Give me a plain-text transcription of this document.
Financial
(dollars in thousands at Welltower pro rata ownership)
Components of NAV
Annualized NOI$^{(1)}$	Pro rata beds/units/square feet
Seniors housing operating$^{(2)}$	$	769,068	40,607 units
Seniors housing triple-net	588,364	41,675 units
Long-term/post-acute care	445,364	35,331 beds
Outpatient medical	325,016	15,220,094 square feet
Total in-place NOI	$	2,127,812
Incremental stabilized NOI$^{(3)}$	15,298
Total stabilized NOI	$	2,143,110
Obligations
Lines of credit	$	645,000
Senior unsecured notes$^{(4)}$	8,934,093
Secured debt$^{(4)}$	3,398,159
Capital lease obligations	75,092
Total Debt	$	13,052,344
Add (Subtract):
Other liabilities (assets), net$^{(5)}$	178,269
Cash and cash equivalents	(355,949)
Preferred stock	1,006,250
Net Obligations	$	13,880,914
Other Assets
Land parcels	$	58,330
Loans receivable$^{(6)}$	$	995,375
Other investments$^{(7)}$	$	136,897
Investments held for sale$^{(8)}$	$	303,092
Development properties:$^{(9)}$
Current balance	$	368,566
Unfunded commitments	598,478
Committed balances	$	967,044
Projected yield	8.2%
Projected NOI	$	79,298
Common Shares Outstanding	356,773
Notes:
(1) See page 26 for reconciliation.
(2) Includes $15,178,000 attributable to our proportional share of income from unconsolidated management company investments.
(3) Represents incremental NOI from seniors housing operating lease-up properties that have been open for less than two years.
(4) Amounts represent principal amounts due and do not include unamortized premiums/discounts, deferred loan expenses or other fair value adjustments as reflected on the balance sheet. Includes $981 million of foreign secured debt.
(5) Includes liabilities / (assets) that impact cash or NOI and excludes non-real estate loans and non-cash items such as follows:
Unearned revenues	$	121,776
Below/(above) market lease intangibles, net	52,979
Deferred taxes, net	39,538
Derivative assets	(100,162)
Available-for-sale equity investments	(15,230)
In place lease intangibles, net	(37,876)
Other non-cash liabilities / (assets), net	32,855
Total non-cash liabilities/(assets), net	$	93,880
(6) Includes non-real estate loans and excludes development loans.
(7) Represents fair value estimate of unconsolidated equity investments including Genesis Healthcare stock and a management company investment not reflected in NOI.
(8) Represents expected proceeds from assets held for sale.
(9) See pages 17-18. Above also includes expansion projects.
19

Work request
Restate the data above word for word.

Output below
Give me a plain-text transcription of this document.
Financial
(dollars in thousands at Welltower pro rata ownership)
Components of NAV
Annualized NOI$^{(1)}$	Pro rata beds/units/square feet
Seniors housing operating$^{(2)}$	$	769,068	40,607 units
Seniors housing triple-net	588,364	41,675 units
Long-term/post-acute care	445,364	35,331 beds
Outpatient medical	325,016	15,220,094 square feet
Total in-place NOI	$	2,127,812
Incremental stabilized NOI$^{(3)}$	15,298
Total stabilized NOI	$	2,143,110
Obligations
Lines of credit	$	645,000
Senior unsecured notes$^{(4)}$	8,934,093
Secured debt$^{(4)}$	3,398,159
Capital lease obligations	75,092
Total Debt	$	13,052,344
Add (Subtract):
Other liabilities (assets), net$^{(5)}$	178,269
Cash and cash equivalents	(355,949)
Preferred stock	1,006,250
Net Obligations	$	13,880,914
Other Assets
Land parcels	$	58,330
Loans receivable$^{(6)}$	$	995,375
Other investments$^{(7)}$	$	136,897
Investments held for sale$^{(8)}$	$	303,092
Development properties:$^{(9)}$
Current balance	$	368,566
Unfunded commitments	598,478
Committed balances	$	967,044
Projected yield	8.2%
Projected NOI	$	79,298
Common Shares Outstanding	356,773
Notes:
(1) See page 26 for reconciliation.
(2) Includes $15,178,000 attributable to our proportional share of income from unconsolidated management company investments.
(3) Represents incremental NOI from seniors housing operating lease-up properties that have been open for less than two years.
(4) Amounts represent principal amounts due and do not include unamortized premiums/discounts, deferred loan expenses or other fair value adjustments as reflected on the balance sheet. Includes $981 million of foreign secured debt.
(5) Includes liabilities / (assets) that impact cash or NOI and excludes non-real estate loans and non-cash items such as follows:
Unearned revenues	$	121,776
Below/(above) market lease intangibles, net	52,979
Deferred taxes, net	39,538
Derivative assets	(100,162)
Available-for-sale equity investments	(15,230)
In place lease intangibles, net	(37,876)
Other non-cash liabilities / (assets), net	32,855
Total non-cash liabilities/(assets), net	$	93,880
(6) Includes non-real estate loans and excludes development loans.
(7) Represents fair value estimate of unconsolidated equity investments including Genesis Healthcare stock and a management company investment not reflected in NOI.
(8) Represents expected proceeds from assets held for sale.
(9) See pages 17-18. Above also includes expansion projects.
19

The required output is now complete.